- **Instruction**
Only a number is wanted: the count of lines in this listing that contain "provide".

- **Input rows**
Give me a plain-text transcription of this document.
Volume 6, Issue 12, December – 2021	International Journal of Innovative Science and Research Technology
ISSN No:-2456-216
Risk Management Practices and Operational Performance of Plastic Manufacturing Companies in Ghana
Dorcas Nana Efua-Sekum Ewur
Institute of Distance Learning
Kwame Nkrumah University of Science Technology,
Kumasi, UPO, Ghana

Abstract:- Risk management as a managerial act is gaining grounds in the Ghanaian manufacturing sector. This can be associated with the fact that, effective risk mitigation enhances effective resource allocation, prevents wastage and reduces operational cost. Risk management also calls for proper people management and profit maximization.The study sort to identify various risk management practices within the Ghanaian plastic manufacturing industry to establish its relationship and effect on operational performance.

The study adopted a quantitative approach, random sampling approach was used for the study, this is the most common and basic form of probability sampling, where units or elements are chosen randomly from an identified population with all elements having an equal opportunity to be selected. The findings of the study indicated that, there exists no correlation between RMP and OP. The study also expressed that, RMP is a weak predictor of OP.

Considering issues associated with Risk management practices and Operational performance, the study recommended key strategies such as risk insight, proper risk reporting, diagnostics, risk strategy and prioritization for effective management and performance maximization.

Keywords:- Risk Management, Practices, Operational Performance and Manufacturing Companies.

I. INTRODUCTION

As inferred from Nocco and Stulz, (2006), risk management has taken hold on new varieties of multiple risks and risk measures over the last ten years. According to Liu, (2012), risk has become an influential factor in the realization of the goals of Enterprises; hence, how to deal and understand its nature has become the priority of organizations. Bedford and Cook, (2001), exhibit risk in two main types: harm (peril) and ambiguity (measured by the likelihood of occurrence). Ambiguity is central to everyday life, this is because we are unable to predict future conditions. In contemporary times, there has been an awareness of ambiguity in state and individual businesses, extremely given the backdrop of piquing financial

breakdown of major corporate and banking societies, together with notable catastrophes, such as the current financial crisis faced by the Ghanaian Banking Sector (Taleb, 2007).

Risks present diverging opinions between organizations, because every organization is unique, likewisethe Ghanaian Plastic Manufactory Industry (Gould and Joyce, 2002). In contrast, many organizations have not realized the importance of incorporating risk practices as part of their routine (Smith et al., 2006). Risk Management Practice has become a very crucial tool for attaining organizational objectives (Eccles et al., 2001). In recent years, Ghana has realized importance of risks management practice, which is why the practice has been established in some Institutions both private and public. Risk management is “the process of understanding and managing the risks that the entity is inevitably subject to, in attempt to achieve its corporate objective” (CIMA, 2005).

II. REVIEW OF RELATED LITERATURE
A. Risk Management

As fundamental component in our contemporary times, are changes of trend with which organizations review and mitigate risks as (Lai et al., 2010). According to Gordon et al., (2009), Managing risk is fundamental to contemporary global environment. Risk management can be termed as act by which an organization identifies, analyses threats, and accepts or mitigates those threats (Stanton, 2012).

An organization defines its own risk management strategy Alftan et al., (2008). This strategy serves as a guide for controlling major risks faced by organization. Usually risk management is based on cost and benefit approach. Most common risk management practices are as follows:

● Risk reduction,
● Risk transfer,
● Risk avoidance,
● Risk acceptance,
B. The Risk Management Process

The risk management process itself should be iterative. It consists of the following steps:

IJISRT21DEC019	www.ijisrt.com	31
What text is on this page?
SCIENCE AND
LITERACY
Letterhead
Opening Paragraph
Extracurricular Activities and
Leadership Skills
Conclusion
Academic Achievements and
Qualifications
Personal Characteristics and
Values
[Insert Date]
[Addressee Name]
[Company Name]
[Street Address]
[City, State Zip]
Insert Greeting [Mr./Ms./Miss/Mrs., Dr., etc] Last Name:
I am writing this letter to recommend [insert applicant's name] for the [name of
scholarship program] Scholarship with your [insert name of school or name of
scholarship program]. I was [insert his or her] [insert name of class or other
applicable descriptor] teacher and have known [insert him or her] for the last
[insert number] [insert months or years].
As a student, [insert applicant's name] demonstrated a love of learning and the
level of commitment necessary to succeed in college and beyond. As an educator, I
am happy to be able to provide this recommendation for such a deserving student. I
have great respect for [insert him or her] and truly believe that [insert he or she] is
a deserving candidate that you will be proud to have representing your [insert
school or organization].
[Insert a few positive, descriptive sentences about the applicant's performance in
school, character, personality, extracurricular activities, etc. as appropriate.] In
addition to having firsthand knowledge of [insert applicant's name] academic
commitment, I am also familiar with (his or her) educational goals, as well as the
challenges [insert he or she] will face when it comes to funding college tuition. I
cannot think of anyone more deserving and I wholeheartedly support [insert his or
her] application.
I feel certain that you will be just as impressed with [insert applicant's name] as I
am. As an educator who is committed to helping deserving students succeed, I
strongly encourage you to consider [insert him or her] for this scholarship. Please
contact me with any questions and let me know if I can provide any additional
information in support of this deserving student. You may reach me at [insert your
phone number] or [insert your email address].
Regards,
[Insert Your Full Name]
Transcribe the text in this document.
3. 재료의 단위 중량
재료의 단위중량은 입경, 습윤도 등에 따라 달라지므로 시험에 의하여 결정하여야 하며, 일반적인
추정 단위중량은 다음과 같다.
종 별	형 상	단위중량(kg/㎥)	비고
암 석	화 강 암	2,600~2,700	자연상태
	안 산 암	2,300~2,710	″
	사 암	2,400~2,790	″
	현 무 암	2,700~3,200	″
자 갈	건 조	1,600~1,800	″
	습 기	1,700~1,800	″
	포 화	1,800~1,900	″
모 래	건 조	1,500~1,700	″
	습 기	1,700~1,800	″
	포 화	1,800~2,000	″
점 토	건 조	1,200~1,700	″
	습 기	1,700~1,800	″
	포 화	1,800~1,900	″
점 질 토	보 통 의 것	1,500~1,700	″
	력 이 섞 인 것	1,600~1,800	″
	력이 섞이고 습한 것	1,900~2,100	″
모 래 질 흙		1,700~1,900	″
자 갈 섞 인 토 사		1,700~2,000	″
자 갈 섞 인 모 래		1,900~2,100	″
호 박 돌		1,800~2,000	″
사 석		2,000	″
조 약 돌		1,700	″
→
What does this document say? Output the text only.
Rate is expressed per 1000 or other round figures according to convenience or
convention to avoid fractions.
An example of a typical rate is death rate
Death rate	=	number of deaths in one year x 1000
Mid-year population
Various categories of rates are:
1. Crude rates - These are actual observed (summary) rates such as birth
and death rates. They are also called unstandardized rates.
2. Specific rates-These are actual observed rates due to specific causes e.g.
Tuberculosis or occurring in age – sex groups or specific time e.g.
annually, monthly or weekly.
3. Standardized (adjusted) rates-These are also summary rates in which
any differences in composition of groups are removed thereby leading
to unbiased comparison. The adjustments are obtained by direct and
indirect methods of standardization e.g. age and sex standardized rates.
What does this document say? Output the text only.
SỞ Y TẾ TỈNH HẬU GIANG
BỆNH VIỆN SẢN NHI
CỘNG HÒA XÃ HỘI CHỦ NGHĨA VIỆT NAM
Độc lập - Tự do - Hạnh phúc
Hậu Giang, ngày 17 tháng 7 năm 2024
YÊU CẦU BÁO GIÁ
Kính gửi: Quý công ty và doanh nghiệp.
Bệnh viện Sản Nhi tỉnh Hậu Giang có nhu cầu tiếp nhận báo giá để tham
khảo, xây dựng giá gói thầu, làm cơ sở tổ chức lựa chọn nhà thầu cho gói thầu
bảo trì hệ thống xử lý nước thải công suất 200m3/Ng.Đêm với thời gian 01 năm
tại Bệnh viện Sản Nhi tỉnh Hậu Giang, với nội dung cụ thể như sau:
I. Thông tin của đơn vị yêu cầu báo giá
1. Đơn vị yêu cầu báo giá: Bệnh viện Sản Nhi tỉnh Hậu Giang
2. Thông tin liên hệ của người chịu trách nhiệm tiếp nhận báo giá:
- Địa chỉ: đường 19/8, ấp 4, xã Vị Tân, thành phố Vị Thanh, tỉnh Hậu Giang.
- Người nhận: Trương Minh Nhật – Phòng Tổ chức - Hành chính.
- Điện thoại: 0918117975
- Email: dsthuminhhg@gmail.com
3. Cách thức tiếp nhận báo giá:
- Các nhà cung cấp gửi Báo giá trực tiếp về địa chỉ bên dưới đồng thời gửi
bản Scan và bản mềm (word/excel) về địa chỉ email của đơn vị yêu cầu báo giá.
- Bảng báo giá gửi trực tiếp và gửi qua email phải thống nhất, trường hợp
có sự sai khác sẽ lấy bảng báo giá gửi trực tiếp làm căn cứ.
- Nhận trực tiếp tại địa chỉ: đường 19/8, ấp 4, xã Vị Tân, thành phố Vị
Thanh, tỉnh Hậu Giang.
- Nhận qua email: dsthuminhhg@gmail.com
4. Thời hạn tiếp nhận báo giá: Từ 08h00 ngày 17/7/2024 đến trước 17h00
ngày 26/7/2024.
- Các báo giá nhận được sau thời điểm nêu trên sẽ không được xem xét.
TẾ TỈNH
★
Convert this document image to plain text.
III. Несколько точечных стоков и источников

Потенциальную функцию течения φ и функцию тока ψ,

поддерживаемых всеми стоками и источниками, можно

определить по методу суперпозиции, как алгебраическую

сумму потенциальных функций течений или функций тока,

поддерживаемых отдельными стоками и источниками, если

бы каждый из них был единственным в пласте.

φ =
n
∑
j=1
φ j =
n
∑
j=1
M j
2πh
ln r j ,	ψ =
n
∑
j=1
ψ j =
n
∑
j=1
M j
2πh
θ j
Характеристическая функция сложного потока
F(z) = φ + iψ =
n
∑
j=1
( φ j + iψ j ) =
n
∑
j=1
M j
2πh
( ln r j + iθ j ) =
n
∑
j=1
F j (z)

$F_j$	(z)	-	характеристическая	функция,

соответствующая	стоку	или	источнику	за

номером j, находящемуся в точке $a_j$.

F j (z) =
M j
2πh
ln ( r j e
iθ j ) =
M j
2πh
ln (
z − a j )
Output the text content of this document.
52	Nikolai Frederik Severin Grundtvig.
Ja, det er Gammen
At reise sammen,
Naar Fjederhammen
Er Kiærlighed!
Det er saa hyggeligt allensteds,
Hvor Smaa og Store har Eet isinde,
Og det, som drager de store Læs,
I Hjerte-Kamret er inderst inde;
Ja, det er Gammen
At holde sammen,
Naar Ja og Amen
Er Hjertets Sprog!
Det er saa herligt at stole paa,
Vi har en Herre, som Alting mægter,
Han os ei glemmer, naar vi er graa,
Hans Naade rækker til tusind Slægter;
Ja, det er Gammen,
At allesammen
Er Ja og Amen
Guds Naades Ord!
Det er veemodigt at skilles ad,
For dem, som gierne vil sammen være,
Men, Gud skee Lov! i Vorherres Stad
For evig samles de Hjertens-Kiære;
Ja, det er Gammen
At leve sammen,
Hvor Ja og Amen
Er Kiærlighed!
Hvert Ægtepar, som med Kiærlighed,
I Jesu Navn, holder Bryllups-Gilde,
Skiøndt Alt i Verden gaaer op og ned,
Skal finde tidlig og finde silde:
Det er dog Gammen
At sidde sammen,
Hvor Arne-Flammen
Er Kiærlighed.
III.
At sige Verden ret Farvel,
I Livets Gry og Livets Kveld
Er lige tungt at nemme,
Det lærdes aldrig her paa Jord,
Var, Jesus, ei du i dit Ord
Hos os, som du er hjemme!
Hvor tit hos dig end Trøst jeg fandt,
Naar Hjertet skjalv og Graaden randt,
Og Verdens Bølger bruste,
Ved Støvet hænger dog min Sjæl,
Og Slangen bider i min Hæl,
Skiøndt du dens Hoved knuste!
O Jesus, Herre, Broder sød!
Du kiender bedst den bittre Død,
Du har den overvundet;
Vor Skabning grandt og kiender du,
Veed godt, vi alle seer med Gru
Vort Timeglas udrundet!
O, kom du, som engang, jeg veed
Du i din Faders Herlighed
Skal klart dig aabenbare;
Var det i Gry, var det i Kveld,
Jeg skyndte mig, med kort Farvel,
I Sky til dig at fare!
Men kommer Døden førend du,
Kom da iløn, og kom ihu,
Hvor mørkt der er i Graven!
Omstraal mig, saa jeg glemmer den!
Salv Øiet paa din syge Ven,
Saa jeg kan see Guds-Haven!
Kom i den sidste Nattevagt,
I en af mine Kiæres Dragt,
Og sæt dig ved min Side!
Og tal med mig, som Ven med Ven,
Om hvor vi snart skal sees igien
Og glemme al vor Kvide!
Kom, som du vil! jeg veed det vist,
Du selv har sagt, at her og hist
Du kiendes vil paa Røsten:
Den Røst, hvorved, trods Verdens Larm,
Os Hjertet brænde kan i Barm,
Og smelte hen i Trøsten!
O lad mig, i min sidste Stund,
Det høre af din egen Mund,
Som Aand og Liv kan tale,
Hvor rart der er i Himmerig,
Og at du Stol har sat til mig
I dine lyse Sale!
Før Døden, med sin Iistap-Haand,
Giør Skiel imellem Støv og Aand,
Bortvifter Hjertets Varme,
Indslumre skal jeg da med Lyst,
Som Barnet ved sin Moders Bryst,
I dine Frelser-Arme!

- **Answer to the problem**
2